Directive:
The exercise asks you to copy every line below in which "Dezember" appears.

Records:
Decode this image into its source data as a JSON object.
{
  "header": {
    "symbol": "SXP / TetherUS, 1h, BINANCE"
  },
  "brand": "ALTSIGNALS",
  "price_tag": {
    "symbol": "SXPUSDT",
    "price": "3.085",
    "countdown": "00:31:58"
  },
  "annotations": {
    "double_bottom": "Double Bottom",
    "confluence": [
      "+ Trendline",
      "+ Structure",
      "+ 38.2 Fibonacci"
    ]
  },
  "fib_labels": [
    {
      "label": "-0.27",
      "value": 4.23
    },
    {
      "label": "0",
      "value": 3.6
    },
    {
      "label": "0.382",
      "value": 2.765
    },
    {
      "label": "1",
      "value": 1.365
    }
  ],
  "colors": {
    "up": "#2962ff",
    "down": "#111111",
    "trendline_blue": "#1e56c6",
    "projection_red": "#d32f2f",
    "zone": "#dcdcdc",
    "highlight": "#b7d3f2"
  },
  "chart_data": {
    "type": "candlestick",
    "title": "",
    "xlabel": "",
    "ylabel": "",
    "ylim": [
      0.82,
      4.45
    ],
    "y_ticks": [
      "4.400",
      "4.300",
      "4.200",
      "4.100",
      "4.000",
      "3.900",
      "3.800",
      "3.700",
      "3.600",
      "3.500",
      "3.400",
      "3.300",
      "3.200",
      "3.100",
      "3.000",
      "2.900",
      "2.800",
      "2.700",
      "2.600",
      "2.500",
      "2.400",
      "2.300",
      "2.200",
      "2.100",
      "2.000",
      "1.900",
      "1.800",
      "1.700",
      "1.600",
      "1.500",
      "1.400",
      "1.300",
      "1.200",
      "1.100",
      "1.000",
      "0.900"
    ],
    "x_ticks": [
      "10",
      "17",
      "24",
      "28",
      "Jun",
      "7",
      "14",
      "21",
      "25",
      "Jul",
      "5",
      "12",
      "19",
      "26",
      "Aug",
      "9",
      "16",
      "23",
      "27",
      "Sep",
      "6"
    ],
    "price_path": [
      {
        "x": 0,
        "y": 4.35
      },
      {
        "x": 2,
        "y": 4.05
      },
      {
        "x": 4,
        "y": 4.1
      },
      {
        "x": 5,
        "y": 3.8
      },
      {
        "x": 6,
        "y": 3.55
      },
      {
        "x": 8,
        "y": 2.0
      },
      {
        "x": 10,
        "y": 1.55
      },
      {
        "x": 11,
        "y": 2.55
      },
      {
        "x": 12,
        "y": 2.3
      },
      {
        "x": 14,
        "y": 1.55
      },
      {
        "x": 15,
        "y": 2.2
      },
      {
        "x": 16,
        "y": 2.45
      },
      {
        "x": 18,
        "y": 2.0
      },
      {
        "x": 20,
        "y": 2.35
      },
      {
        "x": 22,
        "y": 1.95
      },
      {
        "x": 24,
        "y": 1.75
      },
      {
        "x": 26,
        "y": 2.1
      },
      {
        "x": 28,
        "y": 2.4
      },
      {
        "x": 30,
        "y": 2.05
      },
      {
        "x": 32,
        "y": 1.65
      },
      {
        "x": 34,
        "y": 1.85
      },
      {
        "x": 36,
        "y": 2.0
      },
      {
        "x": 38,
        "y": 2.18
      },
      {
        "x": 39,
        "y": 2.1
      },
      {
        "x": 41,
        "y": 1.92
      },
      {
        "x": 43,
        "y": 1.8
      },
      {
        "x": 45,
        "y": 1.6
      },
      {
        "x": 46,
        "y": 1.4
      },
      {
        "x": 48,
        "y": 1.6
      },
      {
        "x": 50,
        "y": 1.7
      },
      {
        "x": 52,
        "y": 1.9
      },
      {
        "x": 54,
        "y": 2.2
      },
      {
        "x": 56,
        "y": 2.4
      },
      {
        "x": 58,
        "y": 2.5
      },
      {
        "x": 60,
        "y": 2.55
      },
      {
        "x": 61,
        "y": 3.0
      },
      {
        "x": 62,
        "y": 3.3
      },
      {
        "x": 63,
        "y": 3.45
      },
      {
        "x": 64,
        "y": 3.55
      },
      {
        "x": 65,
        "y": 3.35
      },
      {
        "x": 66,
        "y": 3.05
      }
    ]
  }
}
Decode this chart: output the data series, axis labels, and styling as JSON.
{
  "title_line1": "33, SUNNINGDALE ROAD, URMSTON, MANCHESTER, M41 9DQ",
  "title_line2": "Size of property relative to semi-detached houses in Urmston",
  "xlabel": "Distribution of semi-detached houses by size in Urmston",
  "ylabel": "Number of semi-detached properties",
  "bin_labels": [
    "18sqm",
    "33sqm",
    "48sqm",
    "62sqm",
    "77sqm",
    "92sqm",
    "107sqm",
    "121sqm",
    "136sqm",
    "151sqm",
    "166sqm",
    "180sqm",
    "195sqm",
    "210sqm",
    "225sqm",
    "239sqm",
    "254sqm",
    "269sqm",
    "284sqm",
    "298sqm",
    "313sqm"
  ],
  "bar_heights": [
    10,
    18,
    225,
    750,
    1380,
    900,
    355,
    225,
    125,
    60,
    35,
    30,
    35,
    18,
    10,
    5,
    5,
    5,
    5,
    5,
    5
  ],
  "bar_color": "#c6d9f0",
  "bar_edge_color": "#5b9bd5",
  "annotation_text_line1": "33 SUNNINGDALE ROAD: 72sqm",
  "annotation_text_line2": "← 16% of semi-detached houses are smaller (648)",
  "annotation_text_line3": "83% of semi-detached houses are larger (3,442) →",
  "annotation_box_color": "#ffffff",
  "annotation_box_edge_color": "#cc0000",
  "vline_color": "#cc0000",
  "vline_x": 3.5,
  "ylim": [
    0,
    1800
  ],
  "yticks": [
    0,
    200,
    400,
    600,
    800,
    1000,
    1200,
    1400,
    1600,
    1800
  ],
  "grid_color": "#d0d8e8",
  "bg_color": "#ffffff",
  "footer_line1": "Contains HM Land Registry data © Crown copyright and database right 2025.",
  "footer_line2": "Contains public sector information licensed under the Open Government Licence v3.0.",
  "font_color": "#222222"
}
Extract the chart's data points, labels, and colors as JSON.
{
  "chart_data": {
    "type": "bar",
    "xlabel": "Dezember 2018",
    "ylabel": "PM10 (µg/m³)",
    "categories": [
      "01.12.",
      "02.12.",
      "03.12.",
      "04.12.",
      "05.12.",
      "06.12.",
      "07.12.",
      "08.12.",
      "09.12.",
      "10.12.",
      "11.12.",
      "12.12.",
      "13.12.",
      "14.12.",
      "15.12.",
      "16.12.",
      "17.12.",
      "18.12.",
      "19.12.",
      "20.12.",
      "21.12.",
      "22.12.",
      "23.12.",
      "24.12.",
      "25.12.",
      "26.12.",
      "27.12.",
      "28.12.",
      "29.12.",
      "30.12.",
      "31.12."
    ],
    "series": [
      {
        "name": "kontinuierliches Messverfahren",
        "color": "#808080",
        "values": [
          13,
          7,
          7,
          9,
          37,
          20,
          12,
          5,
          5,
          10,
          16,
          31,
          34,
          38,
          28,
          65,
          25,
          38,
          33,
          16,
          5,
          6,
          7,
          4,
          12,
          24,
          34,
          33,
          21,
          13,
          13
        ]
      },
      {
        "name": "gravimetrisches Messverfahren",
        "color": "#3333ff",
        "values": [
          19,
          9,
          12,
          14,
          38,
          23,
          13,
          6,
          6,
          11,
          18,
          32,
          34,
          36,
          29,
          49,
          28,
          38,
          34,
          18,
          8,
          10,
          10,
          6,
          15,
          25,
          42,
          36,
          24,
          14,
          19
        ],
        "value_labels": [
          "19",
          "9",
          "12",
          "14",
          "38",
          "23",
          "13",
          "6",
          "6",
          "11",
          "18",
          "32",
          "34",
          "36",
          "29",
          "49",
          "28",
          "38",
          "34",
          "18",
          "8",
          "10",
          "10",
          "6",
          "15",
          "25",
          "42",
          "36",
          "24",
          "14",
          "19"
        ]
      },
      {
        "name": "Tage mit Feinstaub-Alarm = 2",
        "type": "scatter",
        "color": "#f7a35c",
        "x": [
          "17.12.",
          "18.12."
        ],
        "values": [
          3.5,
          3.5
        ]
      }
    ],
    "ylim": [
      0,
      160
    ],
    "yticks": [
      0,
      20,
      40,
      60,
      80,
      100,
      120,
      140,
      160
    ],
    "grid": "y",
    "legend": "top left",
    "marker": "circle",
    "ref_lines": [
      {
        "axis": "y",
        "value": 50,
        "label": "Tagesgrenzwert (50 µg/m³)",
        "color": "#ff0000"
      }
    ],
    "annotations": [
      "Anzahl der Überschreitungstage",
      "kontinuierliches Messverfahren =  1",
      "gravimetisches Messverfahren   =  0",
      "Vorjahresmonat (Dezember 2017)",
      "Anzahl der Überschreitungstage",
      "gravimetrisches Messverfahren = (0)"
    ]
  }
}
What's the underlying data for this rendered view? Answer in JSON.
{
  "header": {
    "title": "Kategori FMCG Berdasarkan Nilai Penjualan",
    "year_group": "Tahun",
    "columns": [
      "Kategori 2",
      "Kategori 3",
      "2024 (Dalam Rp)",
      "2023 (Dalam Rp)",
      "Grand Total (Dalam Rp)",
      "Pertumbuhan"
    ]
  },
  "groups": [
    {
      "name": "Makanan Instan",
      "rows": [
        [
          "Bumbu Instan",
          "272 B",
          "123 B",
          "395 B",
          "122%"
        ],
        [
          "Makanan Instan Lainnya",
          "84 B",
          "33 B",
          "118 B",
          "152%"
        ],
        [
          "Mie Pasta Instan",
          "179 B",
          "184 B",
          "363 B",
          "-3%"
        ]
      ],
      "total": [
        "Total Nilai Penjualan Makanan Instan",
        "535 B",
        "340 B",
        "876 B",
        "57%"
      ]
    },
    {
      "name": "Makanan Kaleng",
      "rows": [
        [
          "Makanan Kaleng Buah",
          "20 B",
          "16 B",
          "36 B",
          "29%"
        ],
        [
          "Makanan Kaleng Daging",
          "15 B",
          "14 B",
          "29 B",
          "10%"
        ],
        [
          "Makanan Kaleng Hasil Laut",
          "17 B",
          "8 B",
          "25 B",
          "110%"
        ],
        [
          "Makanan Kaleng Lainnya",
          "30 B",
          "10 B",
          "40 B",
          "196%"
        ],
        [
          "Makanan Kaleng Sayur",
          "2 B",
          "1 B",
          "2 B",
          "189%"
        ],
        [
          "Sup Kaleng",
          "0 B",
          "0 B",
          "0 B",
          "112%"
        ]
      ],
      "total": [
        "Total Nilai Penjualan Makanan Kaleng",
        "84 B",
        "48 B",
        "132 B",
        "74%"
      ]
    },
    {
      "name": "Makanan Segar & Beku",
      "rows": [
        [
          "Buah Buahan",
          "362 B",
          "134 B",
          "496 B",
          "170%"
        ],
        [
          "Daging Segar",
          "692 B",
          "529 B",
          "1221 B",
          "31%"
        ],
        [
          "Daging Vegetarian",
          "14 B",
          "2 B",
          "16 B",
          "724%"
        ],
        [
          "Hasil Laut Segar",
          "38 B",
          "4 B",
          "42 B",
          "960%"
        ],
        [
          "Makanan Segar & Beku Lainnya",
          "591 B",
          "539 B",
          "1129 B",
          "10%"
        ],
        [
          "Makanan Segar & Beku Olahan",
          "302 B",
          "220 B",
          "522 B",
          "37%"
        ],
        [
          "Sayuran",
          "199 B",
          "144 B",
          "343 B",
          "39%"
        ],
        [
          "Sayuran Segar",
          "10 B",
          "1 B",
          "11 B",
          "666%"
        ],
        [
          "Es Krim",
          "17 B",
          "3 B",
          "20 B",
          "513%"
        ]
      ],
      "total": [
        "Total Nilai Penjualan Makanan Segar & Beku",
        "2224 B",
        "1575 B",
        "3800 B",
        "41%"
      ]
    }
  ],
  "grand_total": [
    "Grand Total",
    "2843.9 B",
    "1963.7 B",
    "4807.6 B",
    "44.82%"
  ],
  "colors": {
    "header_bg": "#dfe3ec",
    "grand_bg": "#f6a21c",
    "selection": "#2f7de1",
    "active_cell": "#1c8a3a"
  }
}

Problem solution:
    "xlabel": "Dezember 2018",
      "Vorjahresmonat (Dezember 2017)",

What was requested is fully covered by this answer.